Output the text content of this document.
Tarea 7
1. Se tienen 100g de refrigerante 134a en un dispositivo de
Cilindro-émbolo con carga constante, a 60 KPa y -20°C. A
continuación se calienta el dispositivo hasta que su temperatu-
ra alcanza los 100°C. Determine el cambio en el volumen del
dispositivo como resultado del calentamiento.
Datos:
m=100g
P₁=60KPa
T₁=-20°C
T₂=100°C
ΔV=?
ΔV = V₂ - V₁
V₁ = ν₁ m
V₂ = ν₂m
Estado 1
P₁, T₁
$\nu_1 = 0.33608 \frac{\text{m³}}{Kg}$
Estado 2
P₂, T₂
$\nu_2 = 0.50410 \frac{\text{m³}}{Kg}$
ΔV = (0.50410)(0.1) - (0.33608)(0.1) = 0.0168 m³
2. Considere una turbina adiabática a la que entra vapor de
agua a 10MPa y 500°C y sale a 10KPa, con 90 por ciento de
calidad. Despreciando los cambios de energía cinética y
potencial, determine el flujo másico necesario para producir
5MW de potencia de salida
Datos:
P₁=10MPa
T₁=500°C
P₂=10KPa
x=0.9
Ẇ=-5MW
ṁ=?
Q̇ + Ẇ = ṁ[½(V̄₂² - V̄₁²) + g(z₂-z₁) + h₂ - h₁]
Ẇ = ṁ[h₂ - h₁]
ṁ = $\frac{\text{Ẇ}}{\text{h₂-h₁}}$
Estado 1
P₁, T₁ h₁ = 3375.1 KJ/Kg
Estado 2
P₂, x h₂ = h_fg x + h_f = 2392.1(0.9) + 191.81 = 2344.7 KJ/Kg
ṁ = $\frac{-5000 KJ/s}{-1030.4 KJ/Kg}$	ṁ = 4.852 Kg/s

——

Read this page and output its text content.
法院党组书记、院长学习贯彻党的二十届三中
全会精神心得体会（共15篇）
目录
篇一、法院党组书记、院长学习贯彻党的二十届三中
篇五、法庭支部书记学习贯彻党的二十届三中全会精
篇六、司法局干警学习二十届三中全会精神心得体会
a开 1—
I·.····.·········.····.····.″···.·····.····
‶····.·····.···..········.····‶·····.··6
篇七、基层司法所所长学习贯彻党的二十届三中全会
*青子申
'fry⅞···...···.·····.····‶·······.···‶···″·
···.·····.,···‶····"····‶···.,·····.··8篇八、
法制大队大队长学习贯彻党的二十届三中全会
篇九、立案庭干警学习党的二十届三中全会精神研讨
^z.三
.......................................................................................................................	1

——

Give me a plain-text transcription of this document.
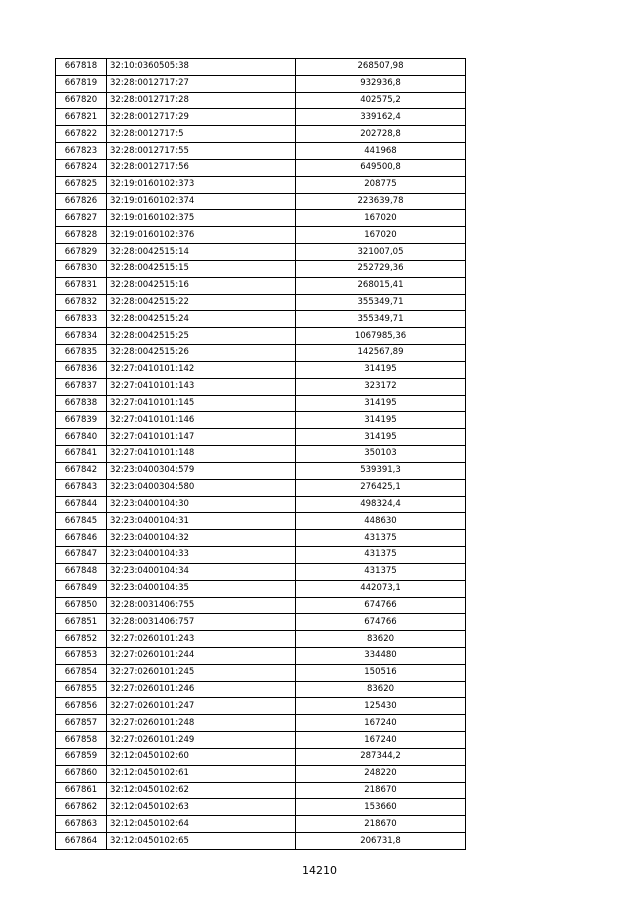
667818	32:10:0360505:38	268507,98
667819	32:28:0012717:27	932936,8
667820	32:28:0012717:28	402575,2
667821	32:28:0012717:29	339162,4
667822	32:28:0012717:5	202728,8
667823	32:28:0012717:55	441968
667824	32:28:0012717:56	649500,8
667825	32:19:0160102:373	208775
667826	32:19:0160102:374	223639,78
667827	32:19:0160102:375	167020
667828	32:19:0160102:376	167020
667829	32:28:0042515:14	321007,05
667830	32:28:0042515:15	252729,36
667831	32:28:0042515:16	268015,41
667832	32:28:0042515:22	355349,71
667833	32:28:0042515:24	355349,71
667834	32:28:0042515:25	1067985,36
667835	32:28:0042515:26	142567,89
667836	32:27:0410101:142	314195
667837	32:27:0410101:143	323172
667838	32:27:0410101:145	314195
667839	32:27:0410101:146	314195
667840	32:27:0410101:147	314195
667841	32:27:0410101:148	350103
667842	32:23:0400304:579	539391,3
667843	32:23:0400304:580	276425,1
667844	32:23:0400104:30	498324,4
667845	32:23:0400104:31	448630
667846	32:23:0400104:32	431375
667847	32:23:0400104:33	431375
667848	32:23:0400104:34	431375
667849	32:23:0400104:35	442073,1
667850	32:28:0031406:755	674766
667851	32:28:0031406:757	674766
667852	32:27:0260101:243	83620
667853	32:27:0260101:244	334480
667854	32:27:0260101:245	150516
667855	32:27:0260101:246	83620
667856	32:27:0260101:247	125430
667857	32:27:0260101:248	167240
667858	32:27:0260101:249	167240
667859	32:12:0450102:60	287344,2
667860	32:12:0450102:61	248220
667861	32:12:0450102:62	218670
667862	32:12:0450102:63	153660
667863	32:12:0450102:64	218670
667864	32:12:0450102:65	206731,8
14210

——

**Exercise instructions:** Which lines hold the string "dispositivo"? List them all.

**Result for this task:**
1. Se tienen 100g de refrigerante 134a en un dispositivo de
continuación se calienta el dispositivo hasta que su temperatu-
dispositivo como resultado del calentamiento.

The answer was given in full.